◆ THE PROBLEM
Extract, from the records beneath this instruction, each line that contains the word "JSON".
— BEGIN —
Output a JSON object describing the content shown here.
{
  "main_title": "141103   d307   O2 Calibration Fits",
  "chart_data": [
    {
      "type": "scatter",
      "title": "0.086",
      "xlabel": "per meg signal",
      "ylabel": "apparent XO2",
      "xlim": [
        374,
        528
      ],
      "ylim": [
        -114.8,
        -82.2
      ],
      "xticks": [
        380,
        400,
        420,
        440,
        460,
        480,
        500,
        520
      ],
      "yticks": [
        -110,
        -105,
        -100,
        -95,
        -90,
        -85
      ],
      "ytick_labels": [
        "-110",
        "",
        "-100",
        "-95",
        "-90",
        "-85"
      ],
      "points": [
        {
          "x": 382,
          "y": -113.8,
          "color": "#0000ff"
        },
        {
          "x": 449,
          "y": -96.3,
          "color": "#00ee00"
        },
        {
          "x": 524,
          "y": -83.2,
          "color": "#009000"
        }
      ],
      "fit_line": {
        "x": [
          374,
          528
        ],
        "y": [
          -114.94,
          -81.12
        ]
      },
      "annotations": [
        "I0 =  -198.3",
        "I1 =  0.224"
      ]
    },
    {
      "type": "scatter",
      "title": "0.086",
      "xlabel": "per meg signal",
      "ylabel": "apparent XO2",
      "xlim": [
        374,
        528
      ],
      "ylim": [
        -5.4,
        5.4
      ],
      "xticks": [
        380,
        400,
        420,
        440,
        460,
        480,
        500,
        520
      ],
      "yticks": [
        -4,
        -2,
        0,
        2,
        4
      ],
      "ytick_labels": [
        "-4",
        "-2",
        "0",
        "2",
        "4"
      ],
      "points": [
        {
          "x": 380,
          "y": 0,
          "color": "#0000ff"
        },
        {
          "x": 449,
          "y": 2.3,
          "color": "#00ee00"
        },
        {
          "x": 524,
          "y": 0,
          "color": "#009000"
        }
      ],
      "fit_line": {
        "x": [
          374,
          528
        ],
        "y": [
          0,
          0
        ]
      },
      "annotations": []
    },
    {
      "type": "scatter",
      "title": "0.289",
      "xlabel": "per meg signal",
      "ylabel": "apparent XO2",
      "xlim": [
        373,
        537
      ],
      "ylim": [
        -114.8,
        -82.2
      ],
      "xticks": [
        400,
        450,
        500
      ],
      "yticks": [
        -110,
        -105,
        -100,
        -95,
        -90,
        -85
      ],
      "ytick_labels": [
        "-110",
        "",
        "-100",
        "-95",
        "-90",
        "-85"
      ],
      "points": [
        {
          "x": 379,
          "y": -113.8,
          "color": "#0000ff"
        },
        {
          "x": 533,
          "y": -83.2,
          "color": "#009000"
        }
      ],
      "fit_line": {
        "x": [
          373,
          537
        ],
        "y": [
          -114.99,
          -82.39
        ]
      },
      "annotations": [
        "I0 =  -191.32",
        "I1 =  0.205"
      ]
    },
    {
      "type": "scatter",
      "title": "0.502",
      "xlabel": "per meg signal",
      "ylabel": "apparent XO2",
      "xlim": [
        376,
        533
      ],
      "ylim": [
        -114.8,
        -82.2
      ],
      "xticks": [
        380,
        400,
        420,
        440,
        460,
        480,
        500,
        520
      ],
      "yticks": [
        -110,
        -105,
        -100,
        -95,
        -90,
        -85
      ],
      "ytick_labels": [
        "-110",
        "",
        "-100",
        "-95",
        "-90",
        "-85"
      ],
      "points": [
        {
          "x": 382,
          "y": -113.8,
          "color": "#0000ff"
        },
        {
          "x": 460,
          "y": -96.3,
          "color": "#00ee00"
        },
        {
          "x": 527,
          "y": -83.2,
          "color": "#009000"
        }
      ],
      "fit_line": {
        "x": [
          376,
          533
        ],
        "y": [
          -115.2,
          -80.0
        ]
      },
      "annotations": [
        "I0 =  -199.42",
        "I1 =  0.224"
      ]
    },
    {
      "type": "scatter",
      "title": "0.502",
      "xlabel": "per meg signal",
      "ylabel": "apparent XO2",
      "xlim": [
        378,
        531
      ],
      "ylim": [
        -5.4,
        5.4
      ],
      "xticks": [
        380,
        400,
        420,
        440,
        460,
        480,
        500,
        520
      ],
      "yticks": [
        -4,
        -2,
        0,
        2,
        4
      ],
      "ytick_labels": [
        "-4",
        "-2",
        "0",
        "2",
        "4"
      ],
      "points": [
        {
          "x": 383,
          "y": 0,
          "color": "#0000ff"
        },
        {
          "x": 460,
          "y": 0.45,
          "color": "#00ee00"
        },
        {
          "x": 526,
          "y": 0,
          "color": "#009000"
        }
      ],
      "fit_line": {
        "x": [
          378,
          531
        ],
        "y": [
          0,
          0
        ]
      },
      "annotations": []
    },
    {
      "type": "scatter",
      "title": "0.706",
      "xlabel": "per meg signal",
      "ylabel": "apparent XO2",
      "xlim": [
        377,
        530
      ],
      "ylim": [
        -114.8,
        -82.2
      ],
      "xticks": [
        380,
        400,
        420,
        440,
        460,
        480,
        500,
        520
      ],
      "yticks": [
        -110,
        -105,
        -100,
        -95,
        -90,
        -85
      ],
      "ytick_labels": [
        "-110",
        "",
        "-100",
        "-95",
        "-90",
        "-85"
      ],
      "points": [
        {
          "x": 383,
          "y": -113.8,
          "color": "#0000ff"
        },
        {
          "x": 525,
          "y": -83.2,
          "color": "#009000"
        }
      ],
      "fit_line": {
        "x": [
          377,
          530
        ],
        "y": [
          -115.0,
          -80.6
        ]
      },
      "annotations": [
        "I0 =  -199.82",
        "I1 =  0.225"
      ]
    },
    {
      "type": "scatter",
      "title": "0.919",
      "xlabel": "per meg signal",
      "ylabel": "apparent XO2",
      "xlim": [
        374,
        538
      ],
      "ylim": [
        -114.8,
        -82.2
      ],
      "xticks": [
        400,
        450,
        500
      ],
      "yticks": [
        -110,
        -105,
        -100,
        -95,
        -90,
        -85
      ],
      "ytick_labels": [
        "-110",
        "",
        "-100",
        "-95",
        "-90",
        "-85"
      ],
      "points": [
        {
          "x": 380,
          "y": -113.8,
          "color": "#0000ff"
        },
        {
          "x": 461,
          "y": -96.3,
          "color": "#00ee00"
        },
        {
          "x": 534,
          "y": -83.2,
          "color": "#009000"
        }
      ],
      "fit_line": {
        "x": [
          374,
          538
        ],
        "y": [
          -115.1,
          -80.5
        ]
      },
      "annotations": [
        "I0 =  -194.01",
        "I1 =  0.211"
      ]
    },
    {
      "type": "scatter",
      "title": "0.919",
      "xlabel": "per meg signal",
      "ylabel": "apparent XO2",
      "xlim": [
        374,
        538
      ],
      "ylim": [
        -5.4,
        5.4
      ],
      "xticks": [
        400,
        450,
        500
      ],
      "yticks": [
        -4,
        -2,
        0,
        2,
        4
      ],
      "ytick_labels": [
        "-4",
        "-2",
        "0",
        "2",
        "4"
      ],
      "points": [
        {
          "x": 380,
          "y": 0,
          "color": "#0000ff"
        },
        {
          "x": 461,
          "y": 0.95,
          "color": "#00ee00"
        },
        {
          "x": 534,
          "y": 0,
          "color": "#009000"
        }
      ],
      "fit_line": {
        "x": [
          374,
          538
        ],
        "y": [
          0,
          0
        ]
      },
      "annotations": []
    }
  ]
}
— END —
— BEGIN —
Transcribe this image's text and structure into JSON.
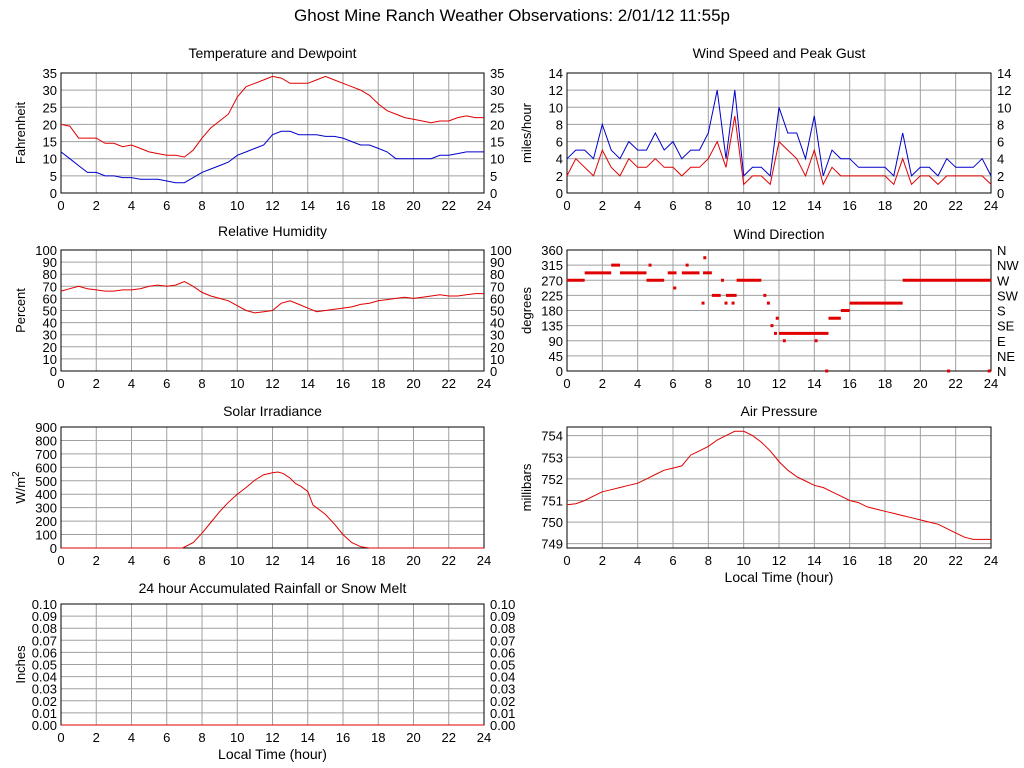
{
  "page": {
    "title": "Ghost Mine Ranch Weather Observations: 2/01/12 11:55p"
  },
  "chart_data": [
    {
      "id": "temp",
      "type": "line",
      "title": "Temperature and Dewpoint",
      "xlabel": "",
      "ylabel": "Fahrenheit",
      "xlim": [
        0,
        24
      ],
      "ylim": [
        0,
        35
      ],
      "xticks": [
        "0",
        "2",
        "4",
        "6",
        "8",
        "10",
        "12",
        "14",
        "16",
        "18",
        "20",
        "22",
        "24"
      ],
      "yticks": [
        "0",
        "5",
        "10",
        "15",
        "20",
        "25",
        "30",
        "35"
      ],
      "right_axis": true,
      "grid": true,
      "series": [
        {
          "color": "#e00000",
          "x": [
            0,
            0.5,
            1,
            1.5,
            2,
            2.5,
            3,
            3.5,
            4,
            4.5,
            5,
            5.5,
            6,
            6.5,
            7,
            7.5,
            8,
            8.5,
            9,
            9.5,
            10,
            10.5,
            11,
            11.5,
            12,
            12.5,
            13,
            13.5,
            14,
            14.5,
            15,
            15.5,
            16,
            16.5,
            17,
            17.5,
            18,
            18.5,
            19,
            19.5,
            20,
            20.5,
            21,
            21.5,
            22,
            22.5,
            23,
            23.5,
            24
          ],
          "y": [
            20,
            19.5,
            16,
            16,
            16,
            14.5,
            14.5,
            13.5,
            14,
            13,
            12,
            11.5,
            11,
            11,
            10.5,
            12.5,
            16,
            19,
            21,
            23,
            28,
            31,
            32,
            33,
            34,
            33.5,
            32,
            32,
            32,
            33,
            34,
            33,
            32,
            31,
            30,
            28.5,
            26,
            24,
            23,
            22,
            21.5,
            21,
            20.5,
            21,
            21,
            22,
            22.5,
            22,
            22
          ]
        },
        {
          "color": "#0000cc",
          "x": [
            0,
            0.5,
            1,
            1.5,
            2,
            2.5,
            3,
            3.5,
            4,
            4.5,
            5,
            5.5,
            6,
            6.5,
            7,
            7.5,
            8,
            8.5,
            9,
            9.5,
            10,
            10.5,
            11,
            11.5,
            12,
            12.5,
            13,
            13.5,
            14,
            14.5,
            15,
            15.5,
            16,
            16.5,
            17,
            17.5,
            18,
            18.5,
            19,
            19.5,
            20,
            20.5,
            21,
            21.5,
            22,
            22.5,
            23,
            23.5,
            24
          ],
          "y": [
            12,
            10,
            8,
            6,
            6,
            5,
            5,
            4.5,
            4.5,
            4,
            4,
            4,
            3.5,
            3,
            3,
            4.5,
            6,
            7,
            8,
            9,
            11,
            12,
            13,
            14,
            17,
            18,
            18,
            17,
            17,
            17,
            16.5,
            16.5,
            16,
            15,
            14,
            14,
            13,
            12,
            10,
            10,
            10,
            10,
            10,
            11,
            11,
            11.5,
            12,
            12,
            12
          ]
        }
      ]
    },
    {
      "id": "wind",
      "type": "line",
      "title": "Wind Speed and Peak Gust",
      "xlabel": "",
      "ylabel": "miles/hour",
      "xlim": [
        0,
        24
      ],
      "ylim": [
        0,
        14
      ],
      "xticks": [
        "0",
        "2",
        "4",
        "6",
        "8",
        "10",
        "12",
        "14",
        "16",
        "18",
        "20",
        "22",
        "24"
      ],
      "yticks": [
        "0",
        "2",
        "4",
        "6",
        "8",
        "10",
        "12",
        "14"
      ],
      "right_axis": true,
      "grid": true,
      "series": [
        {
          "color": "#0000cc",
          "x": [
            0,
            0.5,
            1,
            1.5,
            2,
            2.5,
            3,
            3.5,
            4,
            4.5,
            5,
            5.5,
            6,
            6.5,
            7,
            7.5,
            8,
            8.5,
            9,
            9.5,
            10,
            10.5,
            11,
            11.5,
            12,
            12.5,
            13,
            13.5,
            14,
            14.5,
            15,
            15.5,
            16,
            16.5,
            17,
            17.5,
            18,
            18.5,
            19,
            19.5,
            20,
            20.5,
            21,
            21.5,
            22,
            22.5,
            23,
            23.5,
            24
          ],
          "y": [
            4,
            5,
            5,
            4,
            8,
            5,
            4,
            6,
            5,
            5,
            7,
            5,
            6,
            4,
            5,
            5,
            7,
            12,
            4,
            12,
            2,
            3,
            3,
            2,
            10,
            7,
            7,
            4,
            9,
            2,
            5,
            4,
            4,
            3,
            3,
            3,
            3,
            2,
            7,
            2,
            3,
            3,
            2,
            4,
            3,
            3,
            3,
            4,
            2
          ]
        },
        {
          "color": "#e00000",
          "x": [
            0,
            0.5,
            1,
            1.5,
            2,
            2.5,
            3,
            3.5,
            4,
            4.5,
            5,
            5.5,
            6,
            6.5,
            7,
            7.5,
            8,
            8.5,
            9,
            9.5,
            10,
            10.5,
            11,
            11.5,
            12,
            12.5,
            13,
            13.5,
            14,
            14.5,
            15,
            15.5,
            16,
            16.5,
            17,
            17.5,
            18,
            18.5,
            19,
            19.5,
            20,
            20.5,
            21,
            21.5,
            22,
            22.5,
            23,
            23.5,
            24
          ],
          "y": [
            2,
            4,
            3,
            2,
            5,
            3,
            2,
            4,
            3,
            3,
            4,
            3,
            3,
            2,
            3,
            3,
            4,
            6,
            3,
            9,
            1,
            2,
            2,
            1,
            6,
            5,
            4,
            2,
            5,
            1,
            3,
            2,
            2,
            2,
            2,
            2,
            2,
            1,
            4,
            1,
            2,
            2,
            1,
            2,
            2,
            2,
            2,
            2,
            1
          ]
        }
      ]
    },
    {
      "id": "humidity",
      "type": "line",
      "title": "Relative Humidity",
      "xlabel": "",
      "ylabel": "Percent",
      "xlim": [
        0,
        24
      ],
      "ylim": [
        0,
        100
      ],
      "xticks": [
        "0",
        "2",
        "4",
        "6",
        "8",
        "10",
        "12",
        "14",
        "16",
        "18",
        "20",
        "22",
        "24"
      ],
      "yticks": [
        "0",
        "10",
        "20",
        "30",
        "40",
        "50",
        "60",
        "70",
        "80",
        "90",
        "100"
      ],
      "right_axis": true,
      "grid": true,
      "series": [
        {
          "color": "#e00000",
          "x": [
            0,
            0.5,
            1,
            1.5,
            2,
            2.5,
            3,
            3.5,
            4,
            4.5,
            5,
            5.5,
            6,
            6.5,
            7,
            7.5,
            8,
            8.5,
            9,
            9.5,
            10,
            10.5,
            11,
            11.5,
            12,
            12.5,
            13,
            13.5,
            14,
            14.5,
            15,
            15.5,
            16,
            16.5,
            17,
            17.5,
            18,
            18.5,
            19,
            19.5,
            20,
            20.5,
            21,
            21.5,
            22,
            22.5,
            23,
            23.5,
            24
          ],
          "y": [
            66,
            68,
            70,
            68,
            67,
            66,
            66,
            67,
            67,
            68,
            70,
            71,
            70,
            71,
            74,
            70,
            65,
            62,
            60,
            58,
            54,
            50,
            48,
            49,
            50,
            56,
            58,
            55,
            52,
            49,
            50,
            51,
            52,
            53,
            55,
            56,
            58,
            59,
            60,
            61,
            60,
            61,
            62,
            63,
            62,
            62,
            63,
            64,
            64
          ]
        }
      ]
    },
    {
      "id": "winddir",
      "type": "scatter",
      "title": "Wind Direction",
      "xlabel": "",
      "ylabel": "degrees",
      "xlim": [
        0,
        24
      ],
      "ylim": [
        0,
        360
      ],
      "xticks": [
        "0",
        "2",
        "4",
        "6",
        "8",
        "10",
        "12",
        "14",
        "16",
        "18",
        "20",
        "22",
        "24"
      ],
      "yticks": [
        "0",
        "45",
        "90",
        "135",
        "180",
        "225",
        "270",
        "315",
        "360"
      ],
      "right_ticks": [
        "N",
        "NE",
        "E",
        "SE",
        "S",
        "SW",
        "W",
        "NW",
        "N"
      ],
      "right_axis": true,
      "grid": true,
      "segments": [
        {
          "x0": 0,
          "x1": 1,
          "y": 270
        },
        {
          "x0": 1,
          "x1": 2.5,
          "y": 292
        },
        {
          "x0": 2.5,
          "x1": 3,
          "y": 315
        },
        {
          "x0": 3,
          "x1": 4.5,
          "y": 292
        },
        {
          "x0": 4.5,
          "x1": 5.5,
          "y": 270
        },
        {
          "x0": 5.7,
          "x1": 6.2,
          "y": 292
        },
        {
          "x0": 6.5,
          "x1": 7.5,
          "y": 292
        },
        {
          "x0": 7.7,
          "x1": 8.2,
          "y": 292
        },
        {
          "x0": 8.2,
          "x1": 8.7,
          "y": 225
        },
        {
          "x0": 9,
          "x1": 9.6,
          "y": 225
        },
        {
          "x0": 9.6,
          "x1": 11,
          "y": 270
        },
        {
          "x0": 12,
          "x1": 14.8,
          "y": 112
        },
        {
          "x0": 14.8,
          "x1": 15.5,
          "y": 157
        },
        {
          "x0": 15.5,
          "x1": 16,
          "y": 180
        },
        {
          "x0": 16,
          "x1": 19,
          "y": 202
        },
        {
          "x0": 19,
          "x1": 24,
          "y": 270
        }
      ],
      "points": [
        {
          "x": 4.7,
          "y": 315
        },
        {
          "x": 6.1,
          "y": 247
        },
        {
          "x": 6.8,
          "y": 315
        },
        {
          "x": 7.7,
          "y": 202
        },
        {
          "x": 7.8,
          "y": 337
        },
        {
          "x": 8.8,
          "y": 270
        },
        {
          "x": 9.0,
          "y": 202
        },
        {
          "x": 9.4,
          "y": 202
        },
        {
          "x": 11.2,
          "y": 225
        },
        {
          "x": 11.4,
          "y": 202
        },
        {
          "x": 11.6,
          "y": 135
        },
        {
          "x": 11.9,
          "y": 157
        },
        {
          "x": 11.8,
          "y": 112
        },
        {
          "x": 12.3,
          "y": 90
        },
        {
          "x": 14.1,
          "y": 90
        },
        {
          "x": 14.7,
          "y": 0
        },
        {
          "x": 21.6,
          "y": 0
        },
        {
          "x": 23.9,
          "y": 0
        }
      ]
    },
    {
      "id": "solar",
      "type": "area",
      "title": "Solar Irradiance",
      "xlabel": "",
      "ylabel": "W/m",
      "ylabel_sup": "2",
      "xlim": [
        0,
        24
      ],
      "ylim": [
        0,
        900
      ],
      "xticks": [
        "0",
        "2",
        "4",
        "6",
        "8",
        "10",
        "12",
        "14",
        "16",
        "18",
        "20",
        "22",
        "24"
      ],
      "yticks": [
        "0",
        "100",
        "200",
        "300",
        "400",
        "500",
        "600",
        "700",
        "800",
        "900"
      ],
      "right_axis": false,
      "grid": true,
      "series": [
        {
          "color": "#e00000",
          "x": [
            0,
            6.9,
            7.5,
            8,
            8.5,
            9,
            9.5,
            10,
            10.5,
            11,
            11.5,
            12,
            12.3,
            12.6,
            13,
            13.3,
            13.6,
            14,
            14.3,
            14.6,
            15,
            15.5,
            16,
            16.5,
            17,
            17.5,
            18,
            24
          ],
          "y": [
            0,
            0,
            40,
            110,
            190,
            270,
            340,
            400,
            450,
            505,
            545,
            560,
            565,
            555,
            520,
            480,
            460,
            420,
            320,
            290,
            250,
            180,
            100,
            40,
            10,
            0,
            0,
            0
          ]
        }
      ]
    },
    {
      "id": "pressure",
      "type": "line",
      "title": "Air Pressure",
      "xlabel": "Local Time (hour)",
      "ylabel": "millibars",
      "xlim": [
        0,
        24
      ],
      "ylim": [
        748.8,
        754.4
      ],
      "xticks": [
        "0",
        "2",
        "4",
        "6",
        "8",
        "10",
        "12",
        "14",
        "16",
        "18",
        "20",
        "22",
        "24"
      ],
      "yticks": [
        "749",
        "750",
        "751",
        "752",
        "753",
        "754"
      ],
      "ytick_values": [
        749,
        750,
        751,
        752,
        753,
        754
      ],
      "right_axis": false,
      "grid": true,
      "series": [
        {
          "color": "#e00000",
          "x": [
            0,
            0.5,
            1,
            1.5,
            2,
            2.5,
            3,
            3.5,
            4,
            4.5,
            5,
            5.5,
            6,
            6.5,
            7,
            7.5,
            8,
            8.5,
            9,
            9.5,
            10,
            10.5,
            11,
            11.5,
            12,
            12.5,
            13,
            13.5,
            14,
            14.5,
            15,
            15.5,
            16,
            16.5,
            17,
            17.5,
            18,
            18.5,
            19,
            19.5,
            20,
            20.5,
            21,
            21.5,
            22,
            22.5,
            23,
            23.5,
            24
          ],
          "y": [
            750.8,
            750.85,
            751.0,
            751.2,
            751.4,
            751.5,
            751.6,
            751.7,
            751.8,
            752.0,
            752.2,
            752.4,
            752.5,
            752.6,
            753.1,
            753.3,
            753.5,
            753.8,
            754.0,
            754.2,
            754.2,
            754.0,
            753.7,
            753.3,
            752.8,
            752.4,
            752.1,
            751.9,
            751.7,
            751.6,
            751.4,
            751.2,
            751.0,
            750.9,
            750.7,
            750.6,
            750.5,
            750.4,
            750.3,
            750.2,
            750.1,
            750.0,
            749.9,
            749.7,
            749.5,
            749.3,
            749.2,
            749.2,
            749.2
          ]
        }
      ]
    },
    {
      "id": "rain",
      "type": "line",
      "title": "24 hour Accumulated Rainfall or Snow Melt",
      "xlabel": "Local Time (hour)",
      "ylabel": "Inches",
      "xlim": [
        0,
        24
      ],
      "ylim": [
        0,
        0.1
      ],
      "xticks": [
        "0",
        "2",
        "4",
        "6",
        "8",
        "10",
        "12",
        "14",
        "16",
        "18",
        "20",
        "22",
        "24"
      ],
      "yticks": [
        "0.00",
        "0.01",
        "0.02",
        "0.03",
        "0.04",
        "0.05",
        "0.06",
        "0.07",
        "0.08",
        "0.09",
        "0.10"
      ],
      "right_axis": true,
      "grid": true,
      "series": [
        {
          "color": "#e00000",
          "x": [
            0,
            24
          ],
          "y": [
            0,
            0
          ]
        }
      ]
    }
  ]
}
— END —
◆ FULL RESPONSE
Output a JSON object describing the content shown here.
Transcribe this image's text and structure into JSON.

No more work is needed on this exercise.